(Collected data entries)
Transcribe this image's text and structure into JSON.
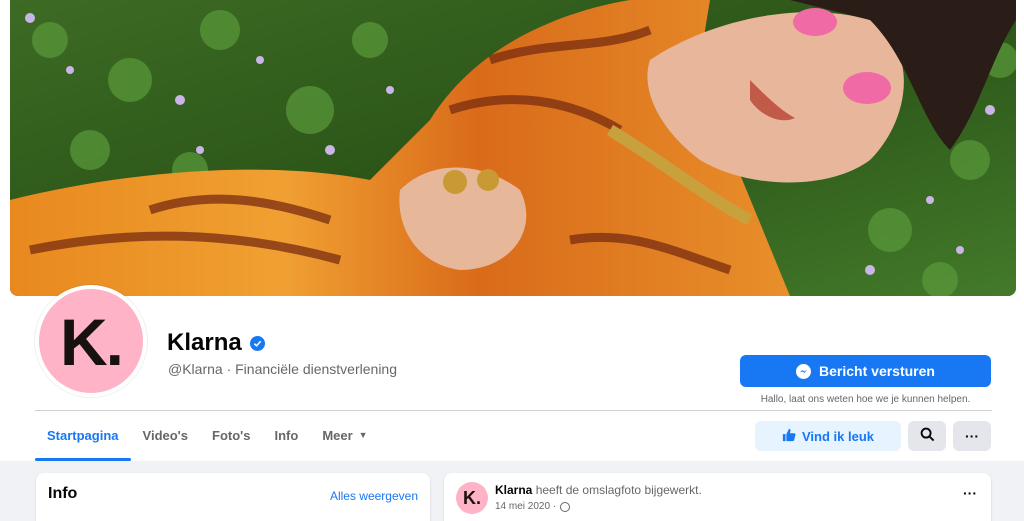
{
  "page": {
    "name": "Klarna",
    "subtitle": "@Klarna · Financiële dienstverlening",
    "avatar_mark": "K.",
    "verified_icon": "verified-badge-icon"
  },
  "actions": {
    "message_label": "Bericht versturen",
    "message_hint": "Hallo, laat ons weten hoe we je kunnen helpen.",
    "like_label": "Vind ik leuk",
    "search_icon": "search-icon",
    "more_icon": "more-dots-icon",
    "more_glyph": "···"
  },
  "tabs": [
    {
      "label": "Startpagina",
      "active": true
    },
    {
      "label": "Video's"
    },
    {
      "label": "Foto's"
    },
    {
      "label": "Info"
    },
    {
      "label": "Meer"
    }
  ],
  "info_card": {
    "title": "Info",
    "link": "Alles weergeven"
  },
  "post": {
    "author": "Klarna",
    "action": "heeft de omslagfoto bijgewerkt.",
    "date": "14 mei 2020 ·",
    "avatar_mark": "K."
  },
  "colors": {
    "accent": "#1877f2",
    "brand_pink": "#ffb3c7",
    "button_light": "#e7f3ff"
  }
}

## Required work
List all lines holding the string "Klarna".

## Final result
    "name": "Klarna",
    "subtitle": "@Klarna · Financiële dienstverlening",
    "author": "Klarna",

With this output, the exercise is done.